PROVIDED DATA >>
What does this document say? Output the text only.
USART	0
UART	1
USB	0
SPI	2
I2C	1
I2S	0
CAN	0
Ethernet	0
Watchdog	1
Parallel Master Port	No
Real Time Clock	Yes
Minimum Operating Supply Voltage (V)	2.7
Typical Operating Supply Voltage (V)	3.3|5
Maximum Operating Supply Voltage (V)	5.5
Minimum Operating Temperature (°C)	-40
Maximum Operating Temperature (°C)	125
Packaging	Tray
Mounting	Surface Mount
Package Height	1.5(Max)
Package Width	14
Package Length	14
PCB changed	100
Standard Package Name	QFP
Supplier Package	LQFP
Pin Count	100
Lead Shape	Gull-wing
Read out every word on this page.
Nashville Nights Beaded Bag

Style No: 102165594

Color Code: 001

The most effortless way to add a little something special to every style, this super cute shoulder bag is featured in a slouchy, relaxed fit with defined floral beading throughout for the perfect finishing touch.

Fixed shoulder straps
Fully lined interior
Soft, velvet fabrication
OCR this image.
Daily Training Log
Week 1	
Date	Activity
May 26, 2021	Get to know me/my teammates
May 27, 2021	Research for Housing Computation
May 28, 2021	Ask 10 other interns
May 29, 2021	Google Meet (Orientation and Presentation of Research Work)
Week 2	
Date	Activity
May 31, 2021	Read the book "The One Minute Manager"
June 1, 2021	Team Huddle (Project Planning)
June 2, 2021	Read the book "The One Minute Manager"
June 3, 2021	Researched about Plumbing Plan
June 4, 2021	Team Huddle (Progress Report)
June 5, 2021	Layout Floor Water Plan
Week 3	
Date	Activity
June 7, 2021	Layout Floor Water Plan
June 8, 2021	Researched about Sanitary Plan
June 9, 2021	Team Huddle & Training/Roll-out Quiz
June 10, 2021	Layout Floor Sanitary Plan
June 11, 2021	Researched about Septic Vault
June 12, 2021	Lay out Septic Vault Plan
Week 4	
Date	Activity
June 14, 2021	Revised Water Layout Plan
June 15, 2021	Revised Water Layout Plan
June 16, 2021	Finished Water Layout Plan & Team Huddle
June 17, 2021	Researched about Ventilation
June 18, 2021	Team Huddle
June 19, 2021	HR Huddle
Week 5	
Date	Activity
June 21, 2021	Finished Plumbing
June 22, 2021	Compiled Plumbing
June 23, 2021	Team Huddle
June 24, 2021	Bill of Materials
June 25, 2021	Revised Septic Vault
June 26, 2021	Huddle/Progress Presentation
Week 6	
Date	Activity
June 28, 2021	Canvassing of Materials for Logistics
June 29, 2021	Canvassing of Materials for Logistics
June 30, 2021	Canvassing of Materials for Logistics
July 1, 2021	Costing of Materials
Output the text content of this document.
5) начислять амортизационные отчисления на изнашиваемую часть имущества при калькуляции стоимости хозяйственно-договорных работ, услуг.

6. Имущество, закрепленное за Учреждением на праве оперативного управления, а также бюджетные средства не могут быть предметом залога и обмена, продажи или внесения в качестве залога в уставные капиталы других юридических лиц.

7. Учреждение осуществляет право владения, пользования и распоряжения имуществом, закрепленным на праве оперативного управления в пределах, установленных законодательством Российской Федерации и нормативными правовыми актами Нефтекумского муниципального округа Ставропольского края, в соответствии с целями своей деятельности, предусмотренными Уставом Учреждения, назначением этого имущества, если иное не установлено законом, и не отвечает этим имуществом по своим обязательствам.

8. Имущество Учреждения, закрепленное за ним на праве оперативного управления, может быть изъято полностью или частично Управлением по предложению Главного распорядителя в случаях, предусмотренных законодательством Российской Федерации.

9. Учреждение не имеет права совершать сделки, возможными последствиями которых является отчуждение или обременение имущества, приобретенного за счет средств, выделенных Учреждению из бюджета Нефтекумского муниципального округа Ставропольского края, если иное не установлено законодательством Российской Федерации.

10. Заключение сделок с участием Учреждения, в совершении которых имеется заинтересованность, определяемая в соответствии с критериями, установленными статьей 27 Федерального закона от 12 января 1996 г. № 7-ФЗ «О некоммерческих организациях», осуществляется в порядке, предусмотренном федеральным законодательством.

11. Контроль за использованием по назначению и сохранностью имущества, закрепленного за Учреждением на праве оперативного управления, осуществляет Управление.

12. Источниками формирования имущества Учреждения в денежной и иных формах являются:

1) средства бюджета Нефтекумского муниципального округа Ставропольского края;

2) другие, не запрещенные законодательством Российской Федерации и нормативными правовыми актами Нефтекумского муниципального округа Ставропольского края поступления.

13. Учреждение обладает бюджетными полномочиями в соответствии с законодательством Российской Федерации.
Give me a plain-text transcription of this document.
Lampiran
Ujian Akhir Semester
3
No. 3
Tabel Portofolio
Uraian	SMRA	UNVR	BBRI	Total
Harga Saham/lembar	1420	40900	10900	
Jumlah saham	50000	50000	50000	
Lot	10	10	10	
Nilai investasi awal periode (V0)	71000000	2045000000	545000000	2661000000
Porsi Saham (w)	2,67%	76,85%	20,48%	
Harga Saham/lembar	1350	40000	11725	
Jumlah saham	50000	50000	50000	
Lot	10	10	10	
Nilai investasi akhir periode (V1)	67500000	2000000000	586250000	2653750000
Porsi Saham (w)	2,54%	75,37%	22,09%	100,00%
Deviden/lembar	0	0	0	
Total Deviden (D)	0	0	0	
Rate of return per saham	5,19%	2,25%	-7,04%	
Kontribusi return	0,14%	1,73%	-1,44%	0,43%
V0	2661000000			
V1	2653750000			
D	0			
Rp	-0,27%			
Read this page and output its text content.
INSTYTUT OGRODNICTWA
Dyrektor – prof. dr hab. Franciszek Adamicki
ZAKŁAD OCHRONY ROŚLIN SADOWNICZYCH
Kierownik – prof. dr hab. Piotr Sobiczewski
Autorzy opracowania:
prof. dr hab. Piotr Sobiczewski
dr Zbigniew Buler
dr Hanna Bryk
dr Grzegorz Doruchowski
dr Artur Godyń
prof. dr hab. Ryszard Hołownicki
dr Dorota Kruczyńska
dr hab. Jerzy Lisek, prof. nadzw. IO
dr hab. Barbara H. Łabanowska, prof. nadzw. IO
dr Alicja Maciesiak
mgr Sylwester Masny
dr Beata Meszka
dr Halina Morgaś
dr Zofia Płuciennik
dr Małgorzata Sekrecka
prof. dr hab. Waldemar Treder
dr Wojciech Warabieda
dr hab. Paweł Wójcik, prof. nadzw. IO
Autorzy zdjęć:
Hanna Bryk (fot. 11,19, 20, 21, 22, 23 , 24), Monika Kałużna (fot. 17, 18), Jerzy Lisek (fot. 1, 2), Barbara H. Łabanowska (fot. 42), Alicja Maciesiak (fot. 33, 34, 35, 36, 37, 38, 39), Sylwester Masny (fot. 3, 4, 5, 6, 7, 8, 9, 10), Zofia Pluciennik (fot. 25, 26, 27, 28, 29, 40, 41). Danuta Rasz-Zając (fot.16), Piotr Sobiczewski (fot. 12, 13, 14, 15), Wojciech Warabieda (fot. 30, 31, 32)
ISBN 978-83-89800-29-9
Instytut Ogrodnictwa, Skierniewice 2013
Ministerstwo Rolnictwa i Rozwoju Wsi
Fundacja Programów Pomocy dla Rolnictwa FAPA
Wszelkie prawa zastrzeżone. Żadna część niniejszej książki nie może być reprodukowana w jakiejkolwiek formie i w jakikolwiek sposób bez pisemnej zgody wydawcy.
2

DIRECTIONS FOR THIS TASK >> All of the material above needs to be retyped word for word.

WRITTEN ANSWER >>
What does this document say? Output the text only.
USART	0
UART	1
USB	0
SPI	2
I2C	1
I2S	0
CAN	0
Ethernet	0
Watchdog	1
Parallel Master Port	No
Real Time Clock	Yes
Minimum Operating Supply Voltage (V)	2.7
Typical Operating Supply Voltage (V)	3.3|5
Maximum Operating Supply Voltage (V)	5.5
Minimum Operating Temperature (°C)	-40
Maximum Operating Temperature (°C)	125
Packaging	Tray
Mounting	Surface Mount
Package Height	1.5(Max)
Package Width	14
Package Length	14
PCB changed	100
Standard Package Name	QFP
Supplier Package	LQFP
Pin Count	100
Lead Shape	Gull-wing
Read out every word on this page.
Nashville Nights Beaded Bag

Style No: 102165594

Color Code: 001

The most effortless way to add a little something special to every style, this super cute shoulder bag is featured in a slouchy, relaxed fit with defined floral beading throughout for the perfect finishing touch.

Fixed shoulder straps
Fully lined interior
Soft, velvet fabrication
OCR this image.
Daily Training Log
Week 1	
Date	Activity
May 26, 2021	Get to know me/my teammates
May 27, 2021	Research for Housing Computation
May 28, 2021	Ask 10 other interns
May 29, 2021	Google Meet (Orientation and Presentation of Research Work)
Week 2	
Date	Activity
May 31, 2021	Read the book "The One Minute Manager"
June 1, 2021	Team Huddle (Project Planning)
June 2, 2021	Read the book "The One Minute Manager"
June 3, 2021	Researched about Plumbing Plan
June 4, 2021	Team Huddle (Progress Report)
June 5, 2021	Layout Floor Water Plan
Week 3	
Date	Activity
June 7, 2021	Layout Floor Water Plan
June 8, 2021	Researched about Sanitary Plan
June 9, 2021	Team Huddle & Training/Roll-out Quiz
June 10, 2021	Layout Floor Sanitary Plan
June 11, 2021	Researched about Septic Vault
June 12, 2021	Lay out Septic Vault Plan
Week 4	
Date	Activity
June 14, 2021	Revised Water Layout Plan
June 15, 2021	Revised Water Layout Plan
June 16, 2021	Finished Water Layout Plan & Team Huddle
June 17, 2021	Researched about Ventilation
June 18, 2021	Team Huddle
June 19, 2021	HR Huddle
Week 5	
Date	Activity
June 21, 2021	Finished Plumbing
June 22, 2021	Compiled Plumbing
June 23, 2021	Team Huddle
June 24, 2021	Bill of Materials
June 25, 2021	Revised Septic Vault
June 26, 2021	Huddle/Progress Presentation
Week 6	
Date	Activity
June 28, 2021	Canvassing of Materials for Logistics
June 29, 2021	Canvassing of Materials for Logistics
June 30, 2021	Canvassing of Materials for Logistics
July 1, 2021	Costing of Materials
Output the text content of this document.
5) начислять амортизационные отчисления на изнашиваемую часть имущества при калькуляции стоимости хозяйственно-договорных работ, услуг.

6. Имущество, закрепленное за Учреждением на праве оперативного управления, а также бюджетные средства не могут быть предметом залога и обмена, продажи или внесения в качестве залога в уставные капиталы других юридических лиц.

7. Учреждение осуществляет право владения, пользования и распоряжения имуществом, закрепленным на праве оперативного управления в пределах, установленных законодательством Российской Федерации и нормативными правовыми актами Нефтекумского муниципального округа Ставропольского края, в соответствии с целями своей деятельности, предусмотренными Уставом Учреждения, назначением этого имущества, если иное не установлено законом, и не отвечает этим имуществом по своим обязательствам.

8. Имущество Учреждения, закрепленное за ним на праве оперативного управления, может быть изъято полностью или частично Управлением по предложению Главного распорядителя в случаях, предусмотренных законодательством Российской Федерации.

9. Учреждение не имеет права совершать сделки, возможными последствиями которых является отчуждение или обременение имущества, приобретенного за счет средств, выделенных Учреждению из бюджета Нефтекумского муниципального округа Ставропольского края, если иное не установлено законодательством Российской Федерации.

10. Заключение сделок с участием Учреждения, в совершении которых имеется заинтересованность, определяемая в соответствии с критериями, установленными статьей 27 Федерального закона от 12 января 1996 г. № 7-ФЗ «О некоммерческих организациях», осуществляется в порядке, предусмотренном федеральным законодательством.

11. Контроль за использованием по назначению и сохранностью имущества, закрепленного за Учреждением на праве оперативного управления, осуществляет Управление.

12. Источниками формирования имущества Учреждения в денежной и иных формах являются:

1) средства бюджета Нефтекумского муниципального округа Ставропольского края;

2) другие, не запрещенные законодательством Российской Федерации и нормативными правовыми актами Нефтекумского муниципального округа Ставропольского края поступления.

13. Учреждение обладает бюджетными полномочиями в соответствии с законодательством Российской Федерации.
Give me a plain-text transcription of this document.
Lampiran
Ujian Akhir Semester
3
No. 3
Tabel Portofolio
Uraian	SMRA	UNVR	BBRI	Total
Harga Saham/lembar	1420	40900	10900	
Jumlah saham	50000	50000	50000	
Lot	10	10	10	
Nilai investasi awal periode (V0)	71000000	2045000000	545000000	2661000000
Porsi Saham (w)	2,67%	76,85%	20,48%	
Harga Saham/lembar	1350	40000	11725	
Jumlah saham	50000	50000	50000	
Lot	10	10	10	
Nilai investasi akhir periode (V1)	67500000	2000000000	586250000	2653750000
Porsi Saham (w)	2,54%	75,37%	22,09%	100,00%
Deviden/lembar	0	0	0	
Total Deviden (D)	0	0	0	
Rate of return per saham	5,19%	2,25%	-7,04%	
Kontribusi return	0,14%	1,73%	-1,44%	0,43%
V0	2661000000			
V1	2653750000			
D	0			
Rp	-0,27%			
Read this page and output its text content.
INSTYTUT OGRODNICTWA
Dyrektor – prof. dr hab. Franciszek Adamicki
ZAKŁAD OCHRONY ROŚLIN SADOWNICZYCH
Kierownik – prof. dr hab. Piotr Sobiczewski
Autorzy opracowania:
prof. dr hab. Piotr Sobiczewski
dr Zbigniew Buler
dr Hanna Bryk
dr Grzegorz Doruchowski
dr Artur Godyń
prof. dr hab. Ryszard Hołownicki
dr Dorota Kruczyńska
dr hab. Jerzy Lisek, prof. nadzw. IO
dr hab. Barbara H. Łabanowska, prof. nadzw. IO
dr Alicja Maciesiak
mgr Sylwester Masny
dr Beata Meszka
dr Halina Morgaś
dr Zofia Płuciennik
dr Małgorzata Sekrecka
prof. dr hab. Waldemar Treder
dr Wojciech Warabieda
dr hab. Paweł Wójcik, prof. nadzw. IO
Autorzy zdjęć:
Hanna Bryk (fot. 11,19, 20, 21, 22, 23 , 24), Monika Kałużna (fot. 17, 18), Jerzy Lisek (fot. 1, 2), Barbara H. Łabanowska (fot. 42), Alicja Maciesiak (fot. 33, 34, 35, 36, 37, 38, 39), Sylwester Masny (fot. 3, 4, 5, 6, 7, 8, 9, 10), Zofia Pluciennik (fot. 25, 26, 27, 28, 29, 40, 41). Danuta Rasz-Zając (fot.16), Piotr Sobiczewski (fot. 12, 13, 14, 15), Wojciech Warabieda (fot. 30, 31, 32)
ISBN 978-83-89800-29-9
Instytut Ogrodnictwa, Skierniewice 2013
Ministerstwo Rolnictwa i Rozwoju Wsi
Fundacja Programów Pomocy dla Rolnictwa FAPA
Wszelkie prawa zastrzeżone. Żadna część niniejszej książki nie może być reprodukowana w jakiejkolwiek formie i w jakikolwiek sposób bez pisemnej zgody wydawcy.
2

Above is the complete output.